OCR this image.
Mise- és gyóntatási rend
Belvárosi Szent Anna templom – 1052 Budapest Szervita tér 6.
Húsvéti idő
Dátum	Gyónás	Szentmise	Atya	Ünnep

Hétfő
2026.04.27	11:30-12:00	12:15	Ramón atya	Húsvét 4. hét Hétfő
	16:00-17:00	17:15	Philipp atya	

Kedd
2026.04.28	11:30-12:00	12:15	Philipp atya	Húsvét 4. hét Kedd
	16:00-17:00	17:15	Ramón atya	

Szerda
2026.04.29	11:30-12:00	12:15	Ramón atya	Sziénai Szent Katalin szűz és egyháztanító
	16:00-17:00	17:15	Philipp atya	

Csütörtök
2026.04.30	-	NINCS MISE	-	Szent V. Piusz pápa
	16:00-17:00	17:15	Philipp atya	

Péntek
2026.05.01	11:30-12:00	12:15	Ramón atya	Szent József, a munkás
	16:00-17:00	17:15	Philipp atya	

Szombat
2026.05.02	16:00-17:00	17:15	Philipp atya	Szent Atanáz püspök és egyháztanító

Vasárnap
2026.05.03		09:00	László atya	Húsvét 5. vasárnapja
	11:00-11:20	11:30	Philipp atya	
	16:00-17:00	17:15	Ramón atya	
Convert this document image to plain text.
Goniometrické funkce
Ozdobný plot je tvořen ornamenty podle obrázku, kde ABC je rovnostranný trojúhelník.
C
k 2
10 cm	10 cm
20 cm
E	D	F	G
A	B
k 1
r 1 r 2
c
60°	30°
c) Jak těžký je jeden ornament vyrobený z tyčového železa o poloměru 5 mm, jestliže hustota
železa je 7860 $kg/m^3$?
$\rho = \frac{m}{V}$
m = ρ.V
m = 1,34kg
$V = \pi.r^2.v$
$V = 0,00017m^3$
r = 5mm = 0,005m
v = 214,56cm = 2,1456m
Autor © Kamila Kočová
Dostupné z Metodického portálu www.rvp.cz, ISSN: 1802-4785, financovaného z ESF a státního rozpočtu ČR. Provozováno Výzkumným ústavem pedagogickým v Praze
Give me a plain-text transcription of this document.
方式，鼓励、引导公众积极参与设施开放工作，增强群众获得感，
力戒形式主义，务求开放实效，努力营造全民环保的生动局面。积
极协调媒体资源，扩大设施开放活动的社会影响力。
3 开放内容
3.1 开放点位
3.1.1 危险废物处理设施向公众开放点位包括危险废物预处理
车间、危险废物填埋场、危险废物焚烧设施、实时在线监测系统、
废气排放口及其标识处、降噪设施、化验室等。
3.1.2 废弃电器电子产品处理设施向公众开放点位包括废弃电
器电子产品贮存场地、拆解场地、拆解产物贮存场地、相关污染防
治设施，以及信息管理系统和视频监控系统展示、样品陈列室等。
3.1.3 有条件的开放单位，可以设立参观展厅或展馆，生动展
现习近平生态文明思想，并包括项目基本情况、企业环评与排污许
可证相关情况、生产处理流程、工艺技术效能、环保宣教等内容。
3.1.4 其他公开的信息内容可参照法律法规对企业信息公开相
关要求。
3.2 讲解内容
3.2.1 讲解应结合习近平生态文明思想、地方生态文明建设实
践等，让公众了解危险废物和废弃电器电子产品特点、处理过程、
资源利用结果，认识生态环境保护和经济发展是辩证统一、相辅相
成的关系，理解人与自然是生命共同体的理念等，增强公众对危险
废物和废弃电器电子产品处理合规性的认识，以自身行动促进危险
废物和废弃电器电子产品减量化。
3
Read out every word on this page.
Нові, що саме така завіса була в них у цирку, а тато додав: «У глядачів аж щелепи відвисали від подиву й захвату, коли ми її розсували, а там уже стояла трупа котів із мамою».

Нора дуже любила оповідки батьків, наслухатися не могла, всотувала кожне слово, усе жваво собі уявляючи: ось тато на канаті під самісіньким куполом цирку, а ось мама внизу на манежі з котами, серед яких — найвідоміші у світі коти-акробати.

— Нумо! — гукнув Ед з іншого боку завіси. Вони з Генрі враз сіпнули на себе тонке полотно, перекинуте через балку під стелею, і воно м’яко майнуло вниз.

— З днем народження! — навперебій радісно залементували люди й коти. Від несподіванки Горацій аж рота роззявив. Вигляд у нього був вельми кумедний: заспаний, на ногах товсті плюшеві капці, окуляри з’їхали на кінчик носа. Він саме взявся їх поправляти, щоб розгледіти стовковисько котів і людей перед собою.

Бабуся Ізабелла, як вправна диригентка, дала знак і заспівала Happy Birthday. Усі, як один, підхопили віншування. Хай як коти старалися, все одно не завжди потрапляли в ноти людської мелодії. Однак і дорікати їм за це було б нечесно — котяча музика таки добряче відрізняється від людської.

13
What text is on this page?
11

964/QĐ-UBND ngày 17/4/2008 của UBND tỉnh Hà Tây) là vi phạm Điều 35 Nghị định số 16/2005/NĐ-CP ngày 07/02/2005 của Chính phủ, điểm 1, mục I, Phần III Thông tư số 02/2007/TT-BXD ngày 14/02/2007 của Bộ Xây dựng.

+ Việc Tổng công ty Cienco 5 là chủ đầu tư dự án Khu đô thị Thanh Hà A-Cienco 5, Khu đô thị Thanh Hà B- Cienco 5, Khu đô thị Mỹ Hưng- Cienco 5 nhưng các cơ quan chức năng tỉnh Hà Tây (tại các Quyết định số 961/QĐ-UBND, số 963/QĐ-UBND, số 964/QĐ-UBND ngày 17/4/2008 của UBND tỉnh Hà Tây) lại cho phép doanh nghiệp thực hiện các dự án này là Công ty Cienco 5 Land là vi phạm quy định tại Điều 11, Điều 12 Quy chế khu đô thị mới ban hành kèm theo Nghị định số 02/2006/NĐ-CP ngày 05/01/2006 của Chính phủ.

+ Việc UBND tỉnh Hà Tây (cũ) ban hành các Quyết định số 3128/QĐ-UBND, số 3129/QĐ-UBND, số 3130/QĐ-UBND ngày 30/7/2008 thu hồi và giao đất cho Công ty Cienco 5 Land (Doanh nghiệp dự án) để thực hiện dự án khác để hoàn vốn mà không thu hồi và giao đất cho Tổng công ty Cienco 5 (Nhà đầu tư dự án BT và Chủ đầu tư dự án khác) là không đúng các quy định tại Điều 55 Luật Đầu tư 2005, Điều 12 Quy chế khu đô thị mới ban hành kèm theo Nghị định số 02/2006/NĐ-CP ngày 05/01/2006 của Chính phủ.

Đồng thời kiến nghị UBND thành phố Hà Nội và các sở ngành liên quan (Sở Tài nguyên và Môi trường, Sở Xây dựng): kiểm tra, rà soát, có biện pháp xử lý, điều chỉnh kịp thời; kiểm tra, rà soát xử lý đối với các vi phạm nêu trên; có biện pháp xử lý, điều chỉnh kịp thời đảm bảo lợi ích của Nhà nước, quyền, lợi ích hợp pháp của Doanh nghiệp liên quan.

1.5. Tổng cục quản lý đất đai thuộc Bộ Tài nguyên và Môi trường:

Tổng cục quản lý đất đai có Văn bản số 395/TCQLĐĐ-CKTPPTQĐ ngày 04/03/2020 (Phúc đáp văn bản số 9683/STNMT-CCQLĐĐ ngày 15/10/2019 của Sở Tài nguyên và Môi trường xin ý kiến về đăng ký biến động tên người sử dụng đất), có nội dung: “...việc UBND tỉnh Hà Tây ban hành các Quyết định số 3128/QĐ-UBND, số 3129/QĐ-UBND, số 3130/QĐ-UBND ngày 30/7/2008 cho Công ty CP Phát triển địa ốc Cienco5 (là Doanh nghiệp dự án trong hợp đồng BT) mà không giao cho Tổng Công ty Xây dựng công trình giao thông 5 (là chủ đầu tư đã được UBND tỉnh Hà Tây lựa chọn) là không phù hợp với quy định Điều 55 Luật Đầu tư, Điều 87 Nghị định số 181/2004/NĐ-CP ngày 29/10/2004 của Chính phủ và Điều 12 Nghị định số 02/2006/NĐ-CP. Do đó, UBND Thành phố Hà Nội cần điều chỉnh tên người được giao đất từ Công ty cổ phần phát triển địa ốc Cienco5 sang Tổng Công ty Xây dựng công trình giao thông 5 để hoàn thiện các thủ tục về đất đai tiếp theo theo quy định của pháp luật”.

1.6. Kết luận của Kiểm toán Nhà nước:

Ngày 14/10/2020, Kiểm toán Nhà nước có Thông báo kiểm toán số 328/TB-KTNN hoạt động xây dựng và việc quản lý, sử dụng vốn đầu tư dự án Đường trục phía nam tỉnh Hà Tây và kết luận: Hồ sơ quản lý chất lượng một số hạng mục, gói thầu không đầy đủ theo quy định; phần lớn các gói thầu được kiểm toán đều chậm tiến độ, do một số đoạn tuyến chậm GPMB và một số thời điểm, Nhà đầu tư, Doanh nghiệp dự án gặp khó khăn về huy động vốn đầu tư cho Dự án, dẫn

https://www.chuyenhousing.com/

· · · · ·

Return every line holding the word "plain" from the records.

TASK RESULT -
Convert this document image to plain text.
Give me a plain-text transcription of this document.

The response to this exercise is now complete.